About this exercise - In the material below, how many lines include the string "Ocean"? Answer with the number and nothing else.

Dataset content -
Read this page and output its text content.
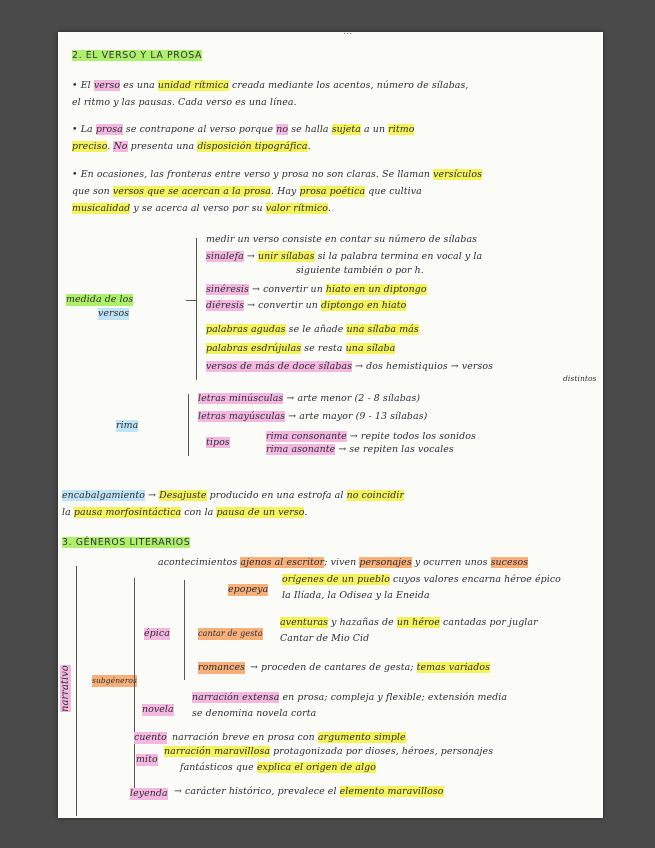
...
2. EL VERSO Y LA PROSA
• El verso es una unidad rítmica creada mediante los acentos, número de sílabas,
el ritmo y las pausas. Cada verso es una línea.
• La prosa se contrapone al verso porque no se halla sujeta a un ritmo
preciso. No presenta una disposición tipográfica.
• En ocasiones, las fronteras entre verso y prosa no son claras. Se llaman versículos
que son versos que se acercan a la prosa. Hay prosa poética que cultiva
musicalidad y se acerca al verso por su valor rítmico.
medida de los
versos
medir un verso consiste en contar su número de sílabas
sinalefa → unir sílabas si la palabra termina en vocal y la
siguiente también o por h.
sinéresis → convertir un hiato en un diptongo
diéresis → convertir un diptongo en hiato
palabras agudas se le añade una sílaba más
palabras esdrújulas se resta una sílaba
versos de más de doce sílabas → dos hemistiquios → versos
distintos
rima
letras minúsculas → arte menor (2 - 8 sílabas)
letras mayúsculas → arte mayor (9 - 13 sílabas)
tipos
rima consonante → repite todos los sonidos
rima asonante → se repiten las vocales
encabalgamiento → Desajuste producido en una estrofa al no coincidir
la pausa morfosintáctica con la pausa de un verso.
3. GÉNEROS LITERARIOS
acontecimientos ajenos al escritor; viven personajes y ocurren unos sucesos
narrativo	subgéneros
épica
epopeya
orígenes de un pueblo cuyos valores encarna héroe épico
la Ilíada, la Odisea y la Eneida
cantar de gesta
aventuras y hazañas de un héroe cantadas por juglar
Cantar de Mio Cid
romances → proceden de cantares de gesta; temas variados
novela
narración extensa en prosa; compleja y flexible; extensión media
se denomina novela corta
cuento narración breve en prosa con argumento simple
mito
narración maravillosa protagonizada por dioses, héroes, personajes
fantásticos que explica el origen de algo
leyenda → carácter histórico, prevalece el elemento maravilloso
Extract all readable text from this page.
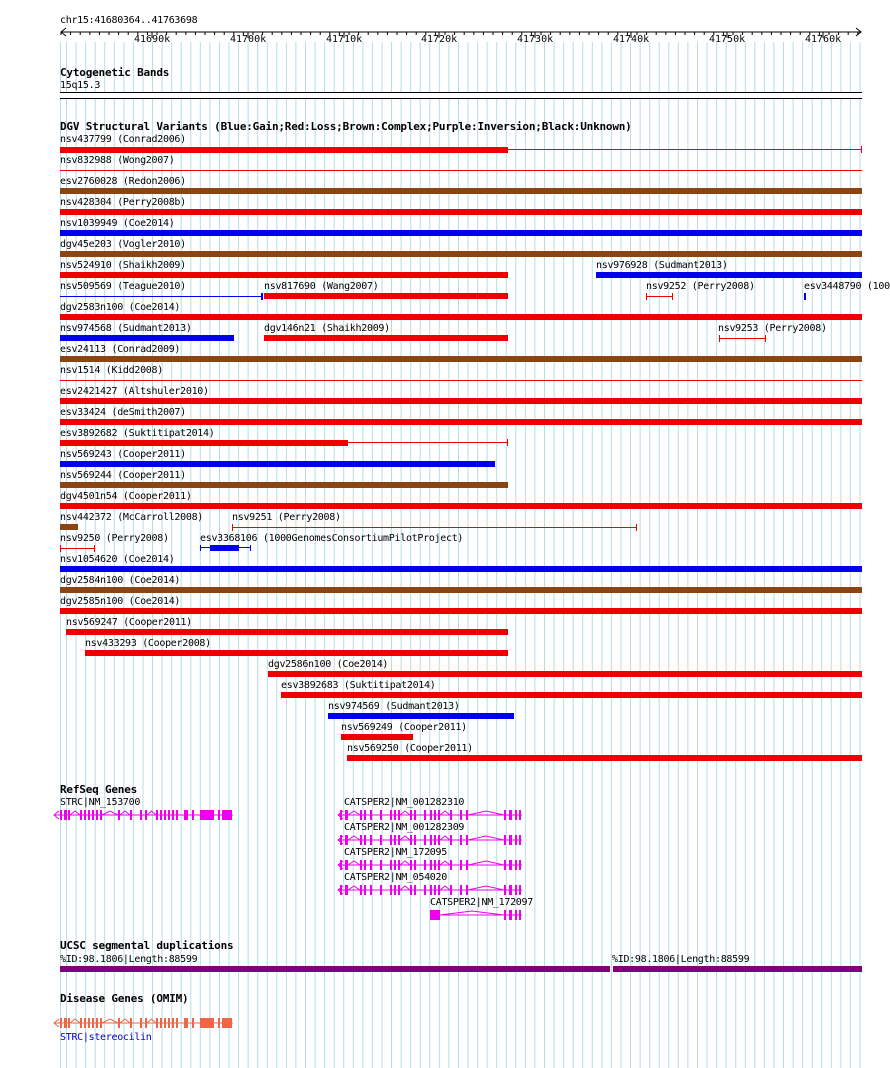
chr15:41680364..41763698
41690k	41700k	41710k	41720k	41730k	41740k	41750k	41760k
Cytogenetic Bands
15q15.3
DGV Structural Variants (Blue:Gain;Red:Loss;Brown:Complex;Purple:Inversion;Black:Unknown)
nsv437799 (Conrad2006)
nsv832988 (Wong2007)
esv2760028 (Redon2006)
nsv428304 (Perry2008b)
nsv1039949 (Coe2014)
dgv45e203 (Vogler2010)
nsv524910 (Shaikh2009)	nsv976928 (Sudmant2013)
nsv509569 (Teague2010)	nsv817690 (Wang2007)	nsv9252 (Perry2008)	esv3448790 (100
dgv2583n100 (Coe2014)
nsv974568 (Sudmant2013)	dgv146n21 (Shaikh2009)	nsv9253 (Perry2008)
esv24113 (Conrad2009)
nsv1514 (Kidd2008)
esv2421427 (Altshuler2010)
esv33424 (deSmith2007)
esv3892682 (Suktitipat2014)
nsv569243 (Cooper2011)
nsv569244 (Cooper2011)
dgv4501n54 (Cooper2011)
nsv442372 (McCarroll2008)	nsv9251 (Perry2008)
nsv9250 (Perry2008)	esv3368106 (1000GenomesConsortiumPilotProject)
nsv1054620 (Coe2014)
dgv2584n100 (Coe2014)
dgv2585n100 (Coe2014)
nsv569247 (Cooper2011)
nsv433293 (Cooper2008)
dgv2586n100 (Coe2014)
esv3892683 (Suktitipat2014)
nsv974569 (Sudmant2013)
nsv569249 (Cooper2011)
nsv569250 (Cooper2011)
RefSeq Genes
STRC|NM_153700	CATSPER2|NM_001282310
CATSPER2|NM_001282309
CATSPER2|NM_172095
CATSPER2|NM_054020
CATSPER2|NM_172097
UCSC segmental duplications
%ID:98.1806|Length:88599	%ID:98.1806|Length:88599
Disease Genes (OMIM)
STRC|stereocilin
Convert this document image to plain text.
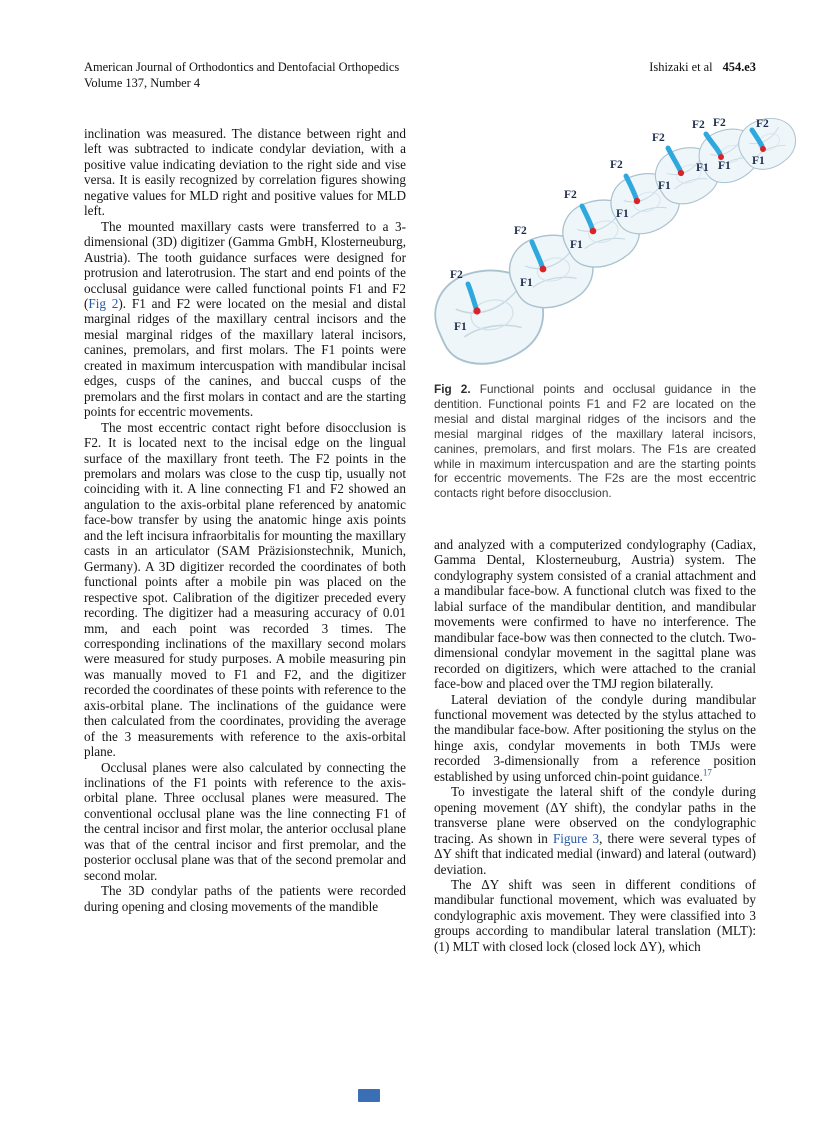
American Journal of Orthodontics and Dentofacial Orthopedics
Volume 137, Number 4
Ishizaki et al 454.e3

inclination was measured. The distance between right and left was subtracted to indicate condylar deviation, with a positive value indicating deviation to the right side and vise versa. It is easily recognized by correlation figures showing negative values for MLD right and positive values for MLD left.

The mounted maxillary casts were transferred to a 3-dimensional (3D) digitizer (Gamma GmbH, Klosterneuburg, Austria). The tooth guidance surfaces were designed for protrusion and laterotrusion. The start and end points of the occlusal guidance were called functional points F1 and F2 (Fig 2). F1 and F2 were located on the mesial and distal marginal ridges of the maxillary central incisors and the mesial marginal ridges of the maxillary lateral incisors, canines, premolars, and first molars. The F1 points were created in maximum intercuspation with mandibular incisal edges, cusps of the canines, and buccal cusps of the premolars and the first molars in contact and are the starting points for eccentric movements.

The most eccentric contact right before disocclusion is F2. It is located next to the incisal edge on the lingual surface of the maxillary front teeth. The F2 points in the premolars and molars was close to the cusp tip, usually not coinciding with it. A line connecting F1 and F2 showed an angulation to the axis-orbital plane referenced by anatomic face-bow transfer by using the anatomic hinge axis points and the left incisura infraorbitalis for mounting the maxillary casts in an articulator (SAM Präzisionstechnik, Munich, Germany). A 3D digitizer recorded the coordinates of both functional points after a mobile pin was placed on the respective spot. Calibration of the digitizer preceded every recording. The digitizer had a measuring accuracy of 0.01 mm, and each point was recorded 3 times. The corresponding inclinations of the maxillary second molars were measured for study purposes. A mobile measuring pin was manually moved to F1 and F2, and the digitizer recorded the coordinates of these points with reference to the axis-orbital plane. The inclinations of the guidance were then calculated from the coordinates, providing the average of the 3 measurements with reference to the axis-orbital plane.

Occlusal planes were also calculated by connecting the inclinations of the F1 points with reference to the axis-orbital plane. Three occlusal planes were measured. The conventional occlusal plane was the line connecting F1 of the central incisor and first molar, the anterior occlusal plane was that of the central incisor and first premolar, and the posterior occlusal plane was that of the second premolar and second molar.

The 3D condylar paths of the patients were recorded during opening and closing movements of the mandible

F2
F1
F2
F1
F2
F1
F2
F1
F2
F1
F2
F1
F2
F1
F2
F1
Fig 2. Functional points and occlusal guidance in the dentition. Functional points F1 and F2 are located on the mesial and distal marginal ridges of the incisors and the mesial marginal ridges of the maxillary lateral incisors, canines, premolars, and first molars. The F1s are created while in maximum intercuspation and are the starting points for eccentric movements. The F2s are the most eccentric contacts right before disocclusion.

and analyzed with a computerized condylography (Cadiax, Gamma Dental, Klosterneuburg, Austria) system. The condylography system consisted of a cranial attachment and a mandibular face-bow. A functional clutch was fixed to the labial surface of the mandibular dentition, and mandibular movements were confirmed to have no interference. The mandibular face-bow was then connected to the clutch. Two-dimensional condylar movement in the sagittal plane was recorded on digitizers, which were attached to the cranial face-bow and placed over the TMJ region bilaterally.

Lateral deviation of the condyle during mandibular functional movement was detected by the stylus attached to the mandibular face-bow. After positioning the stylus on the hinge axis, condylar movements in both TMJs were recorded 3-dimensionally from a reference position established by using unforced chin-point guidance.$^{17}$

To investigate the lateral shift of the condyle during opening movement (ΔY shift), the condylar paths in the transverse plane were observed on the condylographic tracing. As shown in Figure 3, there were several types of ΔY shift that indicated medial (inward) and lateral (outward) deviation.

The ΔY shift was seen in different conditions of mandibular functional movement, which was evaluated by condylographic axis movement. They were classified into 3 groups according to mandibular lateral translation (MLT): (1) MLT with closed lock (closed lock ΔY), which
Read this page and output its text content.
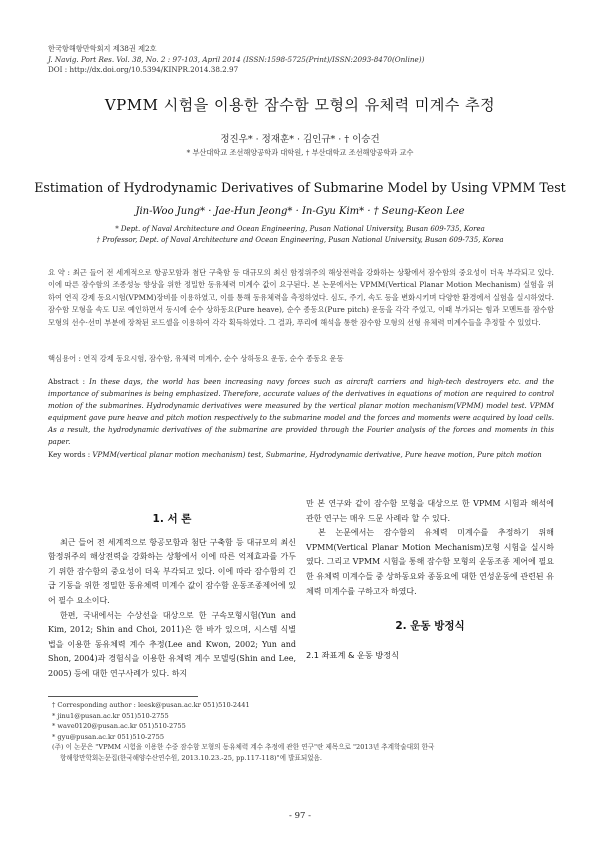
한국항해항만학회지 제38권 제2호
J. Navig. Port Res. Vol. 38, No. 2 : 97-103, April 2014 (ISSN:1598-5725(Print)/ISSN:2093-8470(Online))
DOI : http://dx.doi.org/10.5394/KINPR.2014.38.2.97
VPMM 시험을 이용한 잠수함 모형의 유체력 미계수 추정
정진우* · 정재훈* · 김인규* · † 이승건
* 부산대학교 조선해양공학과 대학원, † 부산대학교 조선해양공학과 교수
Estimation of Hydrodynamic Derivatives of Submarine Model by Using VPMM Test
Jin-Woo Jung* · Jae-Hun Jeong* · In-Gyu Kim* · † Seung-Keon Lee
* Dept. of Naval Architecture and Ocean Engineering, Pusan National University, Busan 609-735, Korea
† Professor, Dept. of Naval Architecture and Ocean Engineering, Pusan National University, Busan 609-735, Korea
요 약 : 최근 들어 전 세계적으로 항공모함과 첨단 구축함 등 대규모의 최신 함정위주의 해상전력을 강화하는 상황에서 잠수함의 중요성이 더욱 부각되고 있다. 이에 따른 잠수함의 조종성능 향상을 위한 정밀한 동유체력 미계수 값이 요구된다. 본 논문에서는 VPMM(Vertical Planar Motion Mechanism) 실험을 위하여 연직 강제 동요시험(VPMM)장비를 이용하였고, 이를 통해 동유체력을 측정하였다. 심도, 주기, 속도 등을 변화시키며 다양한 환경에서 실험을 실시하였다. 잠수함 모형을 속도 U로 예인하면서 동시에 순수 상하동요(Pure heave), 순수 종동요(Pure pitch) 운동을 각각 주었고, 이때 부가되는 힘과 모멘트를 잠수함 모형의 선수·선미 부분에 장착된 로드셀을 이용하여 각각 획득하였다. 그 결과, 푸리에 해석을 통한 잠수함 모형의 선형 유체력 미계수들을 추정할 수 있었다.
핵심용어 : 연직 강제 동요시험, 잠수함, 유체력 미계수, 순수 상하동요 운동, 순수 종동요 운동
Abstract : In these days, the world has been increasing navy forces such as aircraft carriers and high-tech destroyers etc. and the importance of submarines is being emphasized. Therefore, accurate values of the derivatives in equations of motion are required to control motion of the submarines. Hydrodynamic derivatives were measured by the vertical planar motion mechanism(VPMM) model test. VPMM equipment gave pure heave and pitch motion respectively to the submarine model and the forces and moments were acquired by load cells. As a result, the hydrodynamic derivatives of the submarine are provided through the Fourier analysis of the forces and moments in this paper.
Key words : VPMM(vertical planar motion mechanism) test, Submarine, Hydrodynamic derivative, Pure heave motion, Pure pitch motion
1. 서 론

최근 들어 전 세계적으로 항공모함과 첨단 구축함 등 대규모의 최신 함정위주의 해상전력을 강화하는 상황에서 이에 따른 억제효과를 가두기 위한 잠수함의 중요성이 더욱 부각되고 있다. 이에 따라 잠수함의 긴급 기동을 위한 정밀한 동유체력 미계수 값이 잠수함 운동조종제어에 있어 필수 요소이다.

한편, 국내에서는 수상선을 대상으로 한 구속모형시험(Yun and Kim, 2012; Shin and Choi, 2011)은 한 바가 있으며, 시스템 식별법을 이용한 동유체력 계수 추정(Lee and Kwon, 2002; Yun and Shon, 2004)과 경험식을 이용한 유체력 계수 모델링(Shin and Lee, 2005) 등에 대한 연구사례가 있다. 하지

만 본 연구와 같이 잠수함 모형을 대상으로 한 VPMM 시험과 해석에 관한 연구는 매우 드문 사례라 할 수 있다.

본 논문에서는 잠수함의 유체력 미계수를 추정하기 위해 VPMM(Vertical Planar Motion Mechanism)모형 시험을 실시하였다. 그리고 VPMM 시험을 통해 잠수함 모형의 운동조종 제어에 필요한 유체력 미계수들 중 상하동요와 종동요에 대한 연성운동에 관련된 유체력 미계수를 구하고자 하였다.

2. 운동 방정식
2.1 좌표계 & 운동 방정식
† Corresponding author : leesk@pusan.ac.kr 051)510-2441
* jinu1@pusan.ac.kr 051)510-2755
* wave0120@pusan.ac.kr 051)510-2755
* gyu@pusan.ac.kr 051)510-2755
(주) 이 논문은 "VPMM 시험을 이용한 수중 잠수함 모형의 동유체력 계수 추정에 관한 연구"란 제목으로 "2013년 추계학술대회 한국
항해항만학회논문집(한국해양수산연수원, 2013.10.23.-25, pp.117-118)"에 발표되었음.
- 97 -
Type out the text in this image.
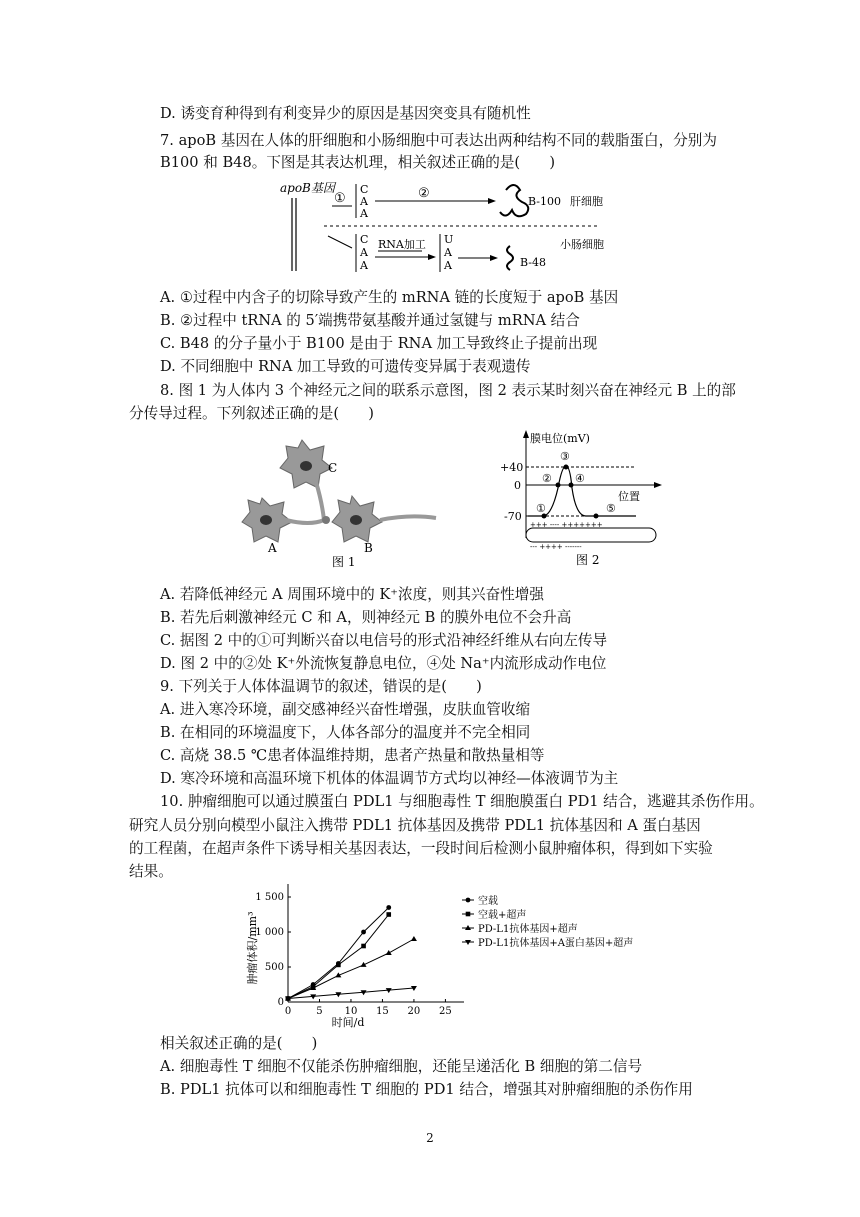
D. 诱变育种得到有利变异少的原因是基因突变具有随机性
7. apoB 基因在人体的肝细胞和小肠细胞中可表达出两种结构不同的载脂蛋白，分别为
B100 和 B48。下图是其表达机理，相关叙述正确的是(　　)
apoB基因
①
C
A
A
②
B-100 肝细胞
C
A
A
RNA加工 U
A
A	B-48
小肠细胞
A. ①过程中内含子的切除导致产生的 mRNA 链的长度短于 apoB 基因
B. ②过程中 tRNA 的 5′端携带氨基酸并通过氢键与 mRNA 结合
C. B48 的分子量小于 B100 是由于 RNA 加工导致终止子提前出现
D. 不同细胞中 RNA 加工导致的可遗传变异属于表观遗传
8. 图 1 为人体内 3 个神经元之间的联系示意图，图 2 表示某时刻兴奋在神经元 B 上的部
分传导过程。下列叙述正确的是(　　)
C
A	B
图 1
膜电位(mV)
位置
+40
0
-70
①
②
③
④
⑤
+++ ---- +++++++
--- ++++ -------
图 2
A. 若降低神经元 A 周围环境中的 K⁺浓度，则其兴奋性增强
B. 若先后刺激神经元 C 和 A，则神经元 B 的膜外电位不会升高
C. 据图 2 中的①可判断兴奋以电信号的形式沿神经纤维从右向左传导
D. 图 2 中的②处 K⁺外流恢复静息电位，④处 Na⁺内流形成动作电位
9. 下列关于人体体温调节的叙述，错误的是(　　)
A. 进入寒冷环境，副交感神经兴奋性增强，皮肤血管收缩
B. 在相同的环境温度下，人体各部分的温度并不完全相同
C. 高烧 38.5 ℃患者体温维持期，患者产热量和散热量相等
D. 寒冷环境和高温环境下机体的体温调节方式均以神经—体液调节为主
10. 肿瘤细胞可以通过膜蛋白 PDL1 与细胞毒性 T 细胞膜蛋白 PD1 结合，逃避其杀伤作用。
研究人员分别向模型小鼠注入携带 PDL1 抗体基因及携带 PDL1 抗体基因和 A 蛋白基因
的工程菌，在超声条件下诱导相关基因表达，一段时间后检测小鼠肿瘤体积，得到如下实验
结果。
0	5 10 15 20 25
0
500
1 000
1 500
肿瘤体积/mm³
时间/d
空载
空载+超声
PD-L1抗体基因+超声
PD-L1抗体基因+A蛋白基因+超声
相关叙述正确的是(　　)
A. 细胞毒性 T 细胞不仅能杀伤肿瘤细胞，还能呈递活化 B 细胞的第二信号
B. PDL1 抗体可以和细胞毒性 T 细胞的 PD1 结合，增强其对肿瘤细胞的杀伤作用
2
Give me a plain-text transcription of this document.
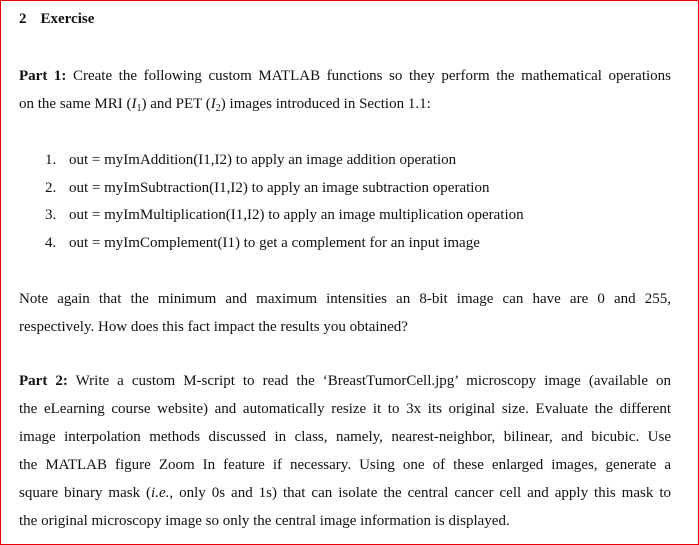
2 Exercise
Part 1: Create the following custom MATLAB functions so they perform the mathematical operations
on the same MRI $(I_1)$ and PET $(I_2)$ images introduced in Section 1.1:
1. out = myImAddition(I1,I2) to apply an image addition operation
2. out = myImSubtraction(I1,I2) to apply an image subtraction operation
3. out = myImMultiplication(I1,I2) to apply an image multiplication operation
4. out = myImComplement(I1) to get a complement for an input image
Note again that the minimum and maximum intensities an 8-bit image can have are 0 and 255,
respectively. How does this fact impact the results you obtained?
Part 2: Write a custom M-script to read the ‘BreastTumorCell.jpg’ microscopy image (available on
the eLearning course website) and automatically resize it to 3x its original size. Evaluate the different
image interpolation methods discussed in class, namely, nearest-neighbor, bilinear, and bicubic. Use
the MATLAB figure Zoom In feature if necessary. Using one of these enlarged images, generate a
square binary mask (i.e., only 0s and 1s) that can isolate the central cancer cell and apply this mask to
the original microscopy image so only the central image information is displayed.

Reply to the task - 2